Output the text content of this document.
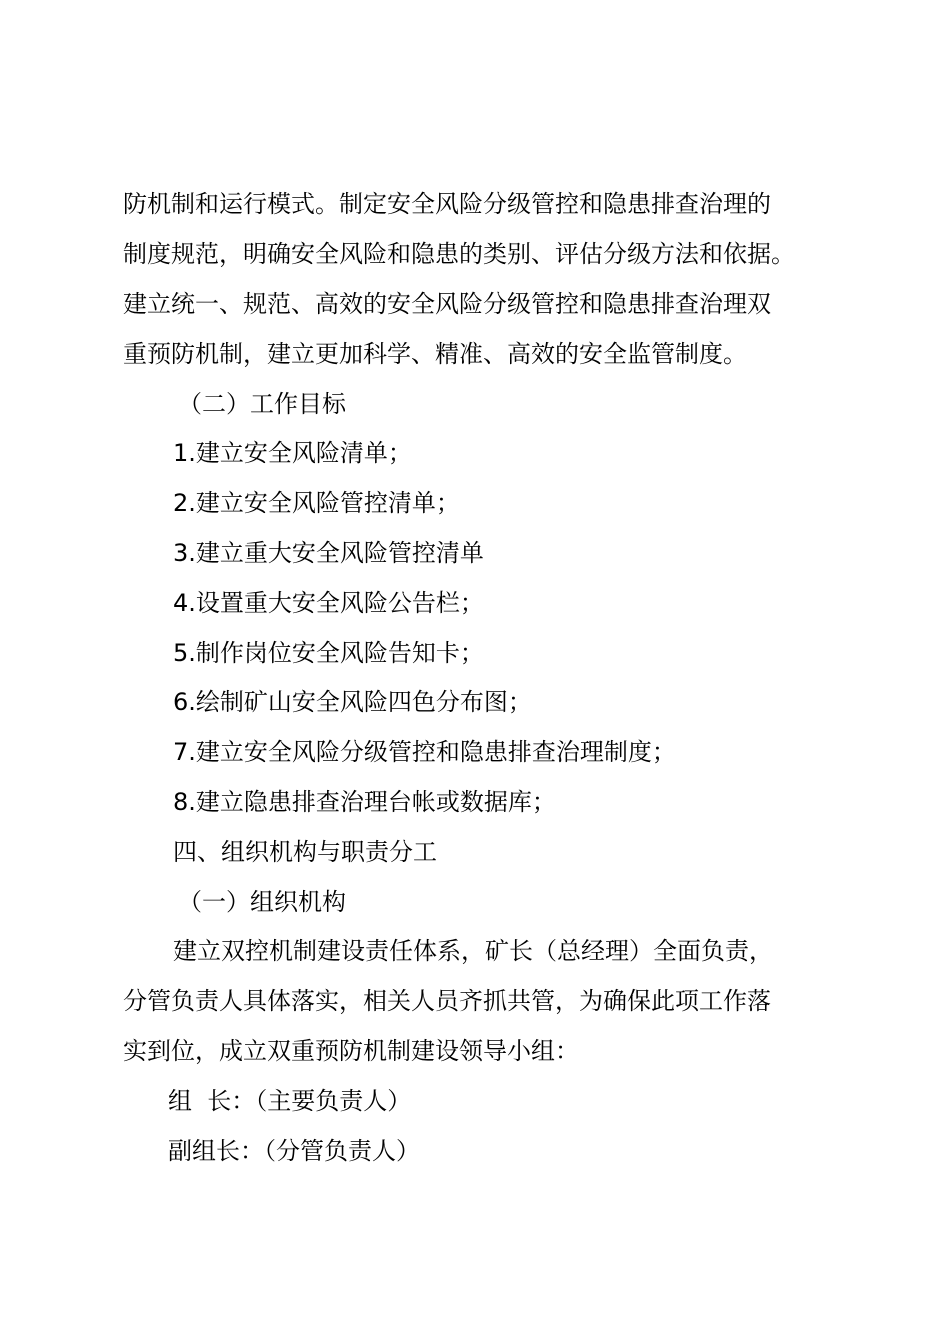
防机制和运行模式。制定安全风险分级管控和隐患排查治理的
制度规范，明确安全风险和隐患的类别、评估分级方法和依据。
建立统一、规范、高效的安全风险分级管控和隐患排查治理双
重预防机制，建立更加科学、精准、高效的安全监管制度。
（二）工作目标
1.建立安全风险清单；
2.建立安全风险管控清单；
3.建立重大安全风险管控清单
4.设置重大安全风险公告栏；
5.制作岗位安全风险告知卡；
6.绘制矿山安全风险四色分布图；
7.建立安全风险分级管控和隐患排查治理制度；
8.建立隐患排查治理台帐或数据库；
四、组织机构与职责分工
（一）组织机构
建立双控机制建设责任体系，矿长（总经理）全面负责，
分管负责人具体落实，相关人员齐抓共管，为确保此项工作落
实到位，成立双重预防机制建设领导小组：
组  长：（主要负责人）
副组长：（分管负责人）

◆ Goal: Output every entry word for word, but omit the pictures.

◆ Solved problem:
Output the text content of this document.
防机制和运行模式。制定安全风险分级管控和隐患排查治理的
制度规范，明确安全风险和隐患的类别、评估分级方法和依据。
建立统一、规范、高效的安全风险分级管控和隐患排查治理双
重预防机制，建立更加科学、精准、高效的安全监管制度。
（二）工作目标
1.建立安全风险清单；
2.建立安全风险管控清单；
3.建立重大安全风险管控清单
4.设置重大安全风险公告栏；
5.制作岗位安全风险告知卡；
6.绘制矿山安全风险四色分布图；
7.建立安全风险分级管控和隐患排查治理制度；
8.建立隐患排查治理台帐或数据库；
四、组织机构与职责分工
（一）组织机构
建立双控机制建设责任体系，矿长（总经理）全面负责，
分管负责人具体落实，相关人员齐抓共管，为确保此项工作落
实到位，成立双重预防机制建设领导小组：
组  长：（主要负责人）
副组长：（分管负责人）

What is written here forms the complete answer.